ENTRIES SUPPLIED:
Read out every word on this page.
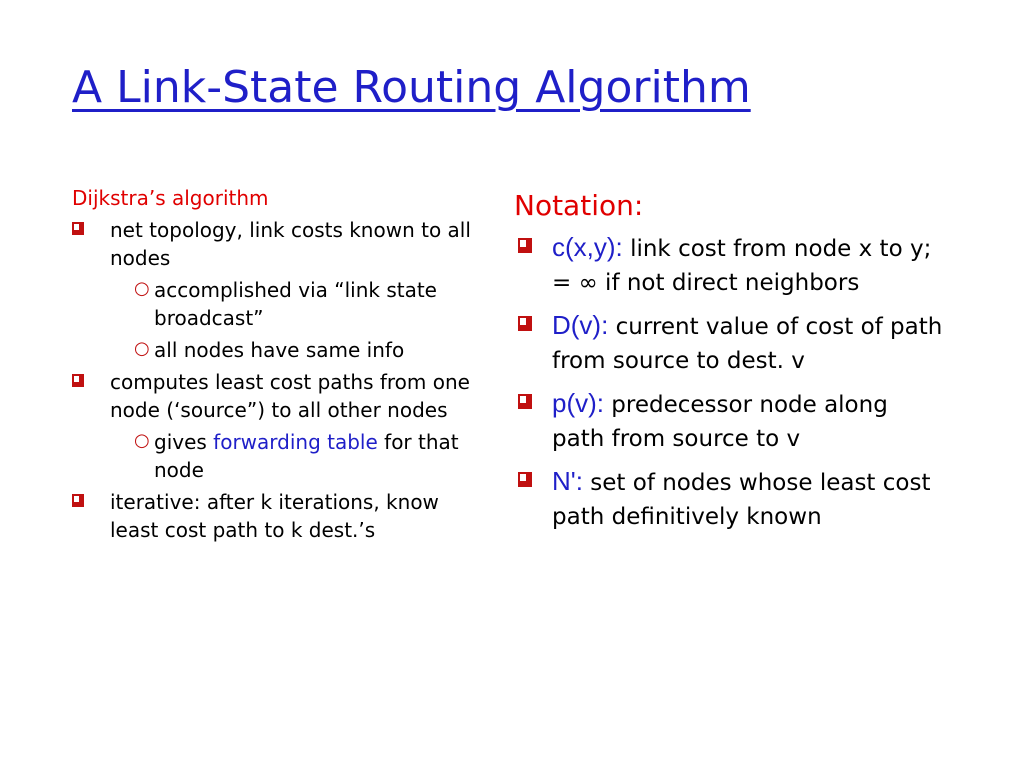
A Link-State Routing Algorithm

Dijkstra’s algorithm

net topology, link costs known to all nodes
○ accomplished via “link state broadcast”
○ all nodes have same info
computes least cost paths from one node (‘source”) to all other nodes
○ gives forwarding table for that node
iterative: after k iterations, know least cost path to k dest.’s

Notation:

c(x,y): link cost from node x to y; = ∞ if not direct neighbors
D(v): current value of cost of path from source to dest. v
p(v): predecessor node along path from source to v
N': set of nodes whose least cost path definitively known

WHAT IS ASKED: Repeat each record exactly as shown above, dropping all images.

TASK ANSWER:
Read out every word on this page.
A Link-State Routing Algorithm

Dijkstra’s algorithm

net topology, link costs known to all nodes
○ accomplished via “link state broadcast”
○ all nodes have same info
computes least cost paths from one node (‘source”) to all other nodes
○ gives forwarding table for that node
iterative: after k iterations, know least cost path to k dest.’s

Notation:

c(x,y): link cost from node x to y; = ∞ if not direct neighbors
D(v): current value of cost of path from source to dest. v
p(v): predecessor node along path from source to v
N': set of nodes whose least cost path definitively known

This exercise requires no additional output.